• **Written request**
Reproduce every entry below precisely; do not include the pictures.

[Data items]
BEGIN

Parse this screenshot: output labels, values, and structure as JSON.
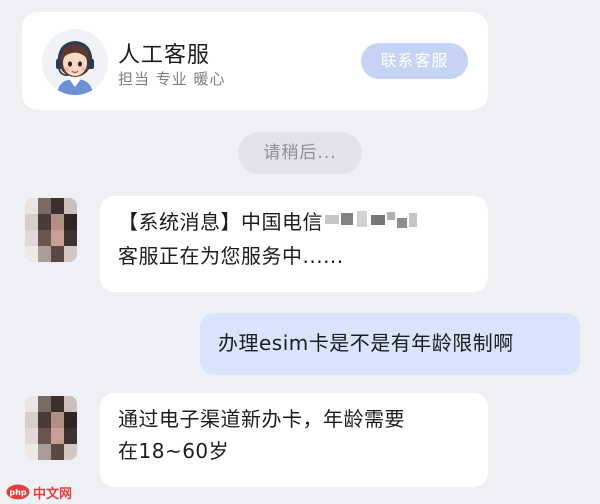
{
  "service_card": {
    "title": "人工客服",
    "tagline": "担当 专业 暖心",
    "contact_button": "联系客服"
  },
  "status": {
    "waiting": "请稍后..."
  },
  "messages": [
    {
      "from": "agent",
      "lines": [
        "【系统消息】中国电信",
        "客服正在为您服务中......"
      ]
    },
    {
      "from": "user",
      "text": "办理esim卡是不是有年龄限制啊"
    },
    {
      "from": "agent",
      "lines": [
        "通过电子渠道新办卡，年龄需要",
        "在18~60岁"
      ]
    }
  ],
  "watermark": {
    "text": "中文网",
    "logo_letters": "php"
  },
  "colors": {
    "background": "#eff0f4",
    "card": "#ffffff",
    "user_bubble": "#d9e3fb",
    "contact_button": "#c7d3f5",
    "wait_pill": "#e2e3e8"
  }
}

END

• **In response**
Parse this screenshot: output labels, values, and structure as JSON.
{
  "service_card": {
    "title": "人工客服",
    "tagline": "担当 专业 暖心",
    "contact_button": "联系客服"
  },
  "status": {
    "waiting": "请稍后..."
  },
  "messages": [
    {
      "from": "agent",
      "lines": [
        "【系统消息】中国电信",
        "客服正在为您服务中......"
      ]
    },
    {
      "from": "user",
      "text": "办理esim卡是不是有年龄限制啊"
    },
    {
      "from": "agent",
      "lines": [
        "通过电子渠道新办卡，年龄需要",
        "在18~60岁"
      ]
    }
  ],
  "watermark": {
    "text": "中文网",
    "logo_letters": "php"
  },
  "colors": {
    "background": "#eff0f4",
    "card": "#ffffff",
    "user_bubble": "#d9e3fb",
    "contact_button": "#c7d3f5",
    "wait_pill": "#e2e3e8"
  }
}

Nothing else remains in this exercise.